» **Short task**
Starting with the first of the rows and going on through the row that contains "804, 540, 827]", recast them as a Markdown table with the columns No. and Entry, numbering each one and leaving out blank rows.

====

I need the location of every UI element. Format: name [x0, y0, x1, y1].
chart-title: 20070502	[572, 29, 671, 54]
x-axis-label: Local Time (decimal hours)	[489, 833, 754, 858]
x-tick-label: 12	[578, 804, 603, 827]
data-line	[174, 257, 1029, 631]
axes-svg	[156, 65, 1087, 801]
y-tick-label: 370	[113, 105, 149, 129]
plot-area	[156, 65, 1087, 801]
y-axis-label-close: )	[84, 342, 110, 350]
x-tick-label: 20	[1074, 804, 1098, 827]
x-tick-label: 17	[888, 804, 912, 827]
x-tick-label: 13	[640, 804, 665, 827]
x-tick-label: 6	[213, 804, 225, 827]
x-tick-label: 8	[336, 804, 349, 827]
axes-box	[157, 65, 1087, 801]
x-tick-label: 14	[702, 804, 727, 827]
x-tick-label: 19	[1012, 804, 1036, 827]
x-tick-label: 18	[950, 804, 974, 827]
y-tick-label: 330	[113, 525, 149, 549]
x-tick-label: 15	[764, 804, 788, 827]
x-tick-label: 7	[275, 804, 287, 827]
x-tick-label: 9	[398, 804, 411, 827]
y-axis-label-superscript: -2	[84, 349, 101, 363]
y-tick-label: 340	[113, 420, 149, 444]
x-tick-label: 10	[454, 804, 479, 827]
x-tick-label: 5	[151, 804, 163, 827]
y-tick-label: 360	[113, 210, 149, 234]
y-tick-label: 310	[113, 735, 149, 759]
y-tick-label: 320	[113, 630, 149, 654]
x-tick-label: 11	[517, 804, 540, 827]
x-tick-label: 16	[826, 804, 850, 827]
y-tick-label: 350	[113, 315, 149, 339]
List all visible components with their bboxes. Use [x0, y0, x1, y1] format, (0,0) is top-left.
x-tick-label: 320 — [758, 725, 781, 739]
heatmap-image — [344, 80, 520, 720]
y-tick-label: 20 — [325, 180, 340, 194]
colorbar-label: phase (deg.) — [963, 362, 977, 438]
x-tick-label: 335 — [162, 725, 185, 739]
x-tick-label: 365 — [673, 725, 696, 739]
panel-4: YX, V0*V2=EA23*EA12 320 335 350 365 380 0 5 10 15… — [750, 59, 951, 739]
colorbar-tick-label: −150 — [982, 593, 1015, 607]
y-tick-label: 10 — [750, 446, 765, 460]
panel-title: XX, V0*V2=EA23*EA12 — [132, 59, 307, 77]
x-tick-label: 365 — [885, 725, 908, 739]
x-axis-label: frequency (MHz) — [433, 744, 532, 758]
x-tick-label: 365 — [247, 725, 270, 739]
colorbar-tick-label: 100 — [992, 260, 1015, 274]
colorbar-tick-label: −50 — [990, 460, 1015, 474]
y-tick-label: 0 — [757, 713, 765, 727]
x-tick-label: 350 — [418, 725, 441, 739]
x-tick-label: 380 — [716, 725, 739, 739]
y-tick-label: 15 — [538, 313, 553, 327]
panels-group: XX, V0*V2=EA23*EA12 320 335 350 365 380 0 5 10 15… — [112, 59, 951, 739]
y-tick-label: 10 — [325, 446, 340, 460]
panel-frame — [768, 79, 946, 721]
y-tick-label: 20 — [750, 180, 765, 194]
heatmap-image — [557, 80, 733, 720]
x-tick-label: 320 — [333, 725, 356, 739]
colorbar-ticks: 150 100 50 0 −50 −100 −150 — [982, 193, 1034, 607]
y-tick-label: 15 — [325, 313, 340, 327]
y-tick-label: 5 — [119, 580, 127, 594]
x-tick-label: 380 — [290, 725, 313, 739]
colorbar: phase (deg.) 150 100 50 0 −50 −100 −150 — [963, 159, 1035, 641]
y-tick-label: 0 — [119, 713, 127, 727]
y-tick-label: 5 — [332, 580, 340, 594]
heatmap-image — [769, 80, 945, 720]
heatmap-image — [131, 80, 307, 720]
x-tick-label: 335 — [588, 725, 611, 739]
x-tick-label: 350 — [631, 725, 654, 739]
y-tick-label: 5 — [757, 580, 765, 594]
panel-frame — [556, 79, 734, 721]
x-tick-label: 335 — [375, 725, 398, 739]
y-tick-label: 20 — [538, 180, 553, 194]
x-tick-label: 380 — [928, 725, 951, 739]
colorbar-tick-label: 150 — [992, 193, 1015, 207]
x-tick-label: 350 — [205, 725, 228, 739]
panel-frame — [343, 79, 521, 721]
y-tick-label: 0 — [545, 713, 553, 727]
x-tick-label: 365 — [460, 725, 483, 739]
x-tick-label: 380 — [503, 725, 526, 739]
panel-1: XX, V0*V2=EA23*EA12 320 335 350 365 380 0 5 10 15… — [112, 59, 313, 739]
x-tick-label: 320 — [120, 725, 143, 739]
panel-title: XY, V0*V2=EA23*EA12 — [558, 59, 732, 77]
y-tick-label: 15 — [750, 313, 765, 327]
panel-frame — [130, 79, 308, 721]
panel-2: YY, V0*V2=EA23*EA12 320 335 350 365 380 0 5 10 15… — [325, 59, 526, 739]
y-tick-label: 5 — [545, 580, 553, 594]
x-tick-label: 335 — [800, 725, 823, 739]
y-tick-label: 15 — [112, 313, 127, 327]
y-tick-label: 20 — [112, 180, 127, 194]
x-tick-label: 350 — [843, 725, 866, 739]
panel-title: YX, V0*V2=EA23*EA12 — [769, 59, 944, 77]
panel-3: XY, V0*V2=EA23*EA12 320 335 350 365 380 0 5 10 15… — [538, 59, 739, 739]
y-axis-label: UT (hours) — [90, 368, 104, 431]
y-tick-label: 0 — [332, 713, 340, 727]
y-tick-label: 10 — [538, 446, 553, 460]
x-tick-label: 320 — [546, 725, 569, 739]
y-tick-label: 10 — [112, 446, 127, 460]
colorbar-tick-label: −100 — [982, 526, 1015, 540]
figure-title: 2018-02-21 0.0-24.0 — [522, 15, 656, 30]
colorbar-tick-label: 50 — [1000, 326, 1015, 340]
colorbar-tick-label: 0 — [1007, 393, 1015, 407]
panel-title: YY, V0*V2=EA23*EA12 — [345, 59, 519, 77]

====

» **Answer**
| No. | Entry |
|---|---|
| 1 | I need the location of every UI element. Format: name [x0, y0, x1, y1]. |
| 2 | chart-title: 20070502	[572, 29, 671, 54] |
| 3 | x-axis-label: Local Time (decimal hours)	[489, 833, 754, 858] |
| 4 | x-tick-label: 12	[578, 804, 603, 827] |
| 5 | data-line	[174, 257, 1029, 631] |
| 6 | axes-svg	[156, 65, 1087, 801] |
| 7 | y-tick-label: 370	[113, 105, 149, 129] |
| 8 | plot-area	[156, 65, 1087, 801] |
| 9 | y-axis-label-close: )	[84, 342, 110, 350] |
| 10 | x-tick-label: 20	[1074, 804, 1098, 827] |
| 11 | x-tick-label: 17	[888, 804, 912, 827] |
| 12 | x-tick-label: 13	[640, 804, 665, 827] |
| 13 | x-tick-label: 6	[213, 804, 225, 827] |
| 14 | x-tick-label: 8	[336, 804, 349, 827] |
| 15 | axes-box	[157, 65, 1087, 801] |
| 16 | x-tick-label: 14	[702, 804, 727, 827] |
| 17 | x-tick-label: 19	[1012, 804, 1036, 827] |
| 18 | x-tick-label: 18	[950, 804, 974, 827] |
| 19 | y-tick-label: 330	[113, 525, 149, 549] |
| 20 | x-tick-label: 15	[764, 804, 788, 827] |
| 21 | x-tick-label: 7	[275, 804, 287, 827] |
| 22 | x-tick-label: 9	[398, 804, 411, 827] |
| 23 | y-axis-label-superscript: -2	[84, 349, 101, 363] |
| 24 | y-tick-label: 340	[113, 420, 149, 444] |
| 25 | x-tick-label: 10	[454, 804, 479, 827] |
| 26 | x-tick-label: 5	[151, 804, 163, 827] |
| 27 | y-tick-label: 360	[113, 210, 149, 234] |
| 28 | y-tick-label: 310	[113, 735, 149, 759] |
| 29 | y-tick-label: 320	[113, 630, 149, 654] |
| 30 | x-tick-label: 11	[517, 804, 540, 827] |